** Try it **
Duplicate the passage on mandibular fixation word for word, everything from "Determining the amount" down to "of arch bar.".

Lots of surgeons use intraoperative MMF to simplify internal fixation. Placing arch bars is the most commonly used method for this purpose. 13 It has been reported that many authors faced problems recreating patients' occlusion when not using MMF during the surgery. 22 , 23 , 24 , 25 Many patients would benefit from a short period of MMF after surgery. 14 Hence, in this study, Erich's arch bar is placed intraoperatively for all patients and they were treated with 2 weeks of MMF after surgery.

Determining the amount of fixation in different regions of mandible has always been of great importance. 19 , 26 Al-Moraissi in a meta-analysis showed that in mandibular angle fractures, the incidence of wound dehiscence and infection, failure of hardware, and overall complications was reduced by placing only one miniplate on the external oblique ridge compared to placing two. The second miniplates were put on to the ventral surface of mandible. 18 , 27 In the present study, there was no increase in any of the complications or failures by omitting the second miniplate placement from the treatment plan. Similar to Al-Moraissi's findings, this study also showed that patients will benefit from treatment with only one plate placement, instead of two, in the presence of arch bar.

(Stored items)
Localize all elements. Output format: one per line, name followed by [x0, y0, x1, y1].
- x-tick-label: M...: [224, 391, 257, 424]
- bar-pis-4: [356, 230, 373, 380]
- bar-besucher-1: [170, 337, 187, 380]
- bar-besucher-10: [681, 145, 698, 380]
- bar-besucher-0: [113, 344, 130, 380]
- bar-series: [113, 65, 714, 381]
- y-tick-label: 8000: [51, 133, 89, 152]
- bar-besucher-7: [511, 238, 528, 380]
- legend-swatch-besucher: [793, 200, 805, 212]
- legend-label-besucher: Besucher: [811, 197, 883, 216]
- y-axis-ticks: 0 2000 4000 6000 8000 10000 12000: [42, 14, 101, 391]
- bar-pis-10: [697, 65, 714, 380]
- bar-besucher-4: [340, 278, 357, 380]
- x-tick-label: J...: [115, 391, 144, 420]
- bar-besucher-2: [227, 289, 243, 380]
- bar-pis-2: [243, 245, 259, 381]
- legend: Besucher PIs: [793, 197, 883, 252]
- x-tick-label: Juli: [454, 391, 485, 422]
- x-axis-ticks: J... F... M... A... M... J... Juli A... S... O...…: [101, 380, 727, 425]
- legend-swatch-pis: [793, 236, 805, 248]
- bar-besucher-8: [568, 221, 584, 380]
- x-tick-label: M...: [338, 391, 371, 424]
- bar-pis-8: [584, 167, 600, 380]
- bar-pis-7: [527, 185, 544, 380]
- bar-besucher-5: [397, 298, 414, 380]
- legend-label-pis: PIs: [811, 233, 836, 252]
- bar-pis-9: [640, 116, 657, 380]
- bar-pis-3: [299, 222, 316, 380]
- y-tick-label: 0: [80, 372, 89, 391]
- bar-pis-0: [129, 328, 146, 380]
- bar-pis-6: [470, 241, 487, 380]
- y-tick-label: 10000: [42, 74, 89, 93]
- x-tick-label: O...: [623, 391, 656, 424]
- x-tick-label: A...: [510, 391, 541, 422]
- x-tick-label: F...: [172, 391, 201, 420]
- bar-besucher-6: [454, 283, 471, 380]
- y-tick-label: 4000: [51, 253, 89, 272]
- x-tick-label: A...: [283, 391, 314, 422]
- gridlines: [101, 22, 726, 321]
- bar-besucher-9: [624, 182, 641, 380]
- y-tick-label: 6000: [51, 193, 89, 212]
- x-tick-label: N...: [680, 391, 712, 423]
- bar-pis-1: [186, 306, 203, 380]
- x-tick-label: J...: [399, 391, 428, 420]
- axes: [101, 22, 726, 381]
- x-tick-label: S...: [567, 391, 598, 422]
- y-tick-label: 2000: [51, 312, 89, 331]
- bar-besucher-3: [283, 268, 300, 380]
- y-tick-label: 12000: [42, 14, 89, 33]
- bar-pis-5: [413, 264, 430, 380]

** Task solution **
Determining the amount of fixation in different regions of mandible has always been of great importance. 19 , 26 Al-Moraissi in a meta-analysis showed that in mandibular angle fractures, the incidence of wound dehiscence and infection, failure of hardware, and overall complications was reduced by placing only one miniplate on the external oblique ridge compared to placing two. The second miniplates were put on to the ventral surface of mandible. 18 , 27 In the present study, there was no increase in any of the complications or failures by omitting the second miniplate placement from the treatment plan. Similar to Al-Moraissi's findings, this study also showed that patients will benefit from treatment with only one plate placement, instead of two, in the presence of arch bar.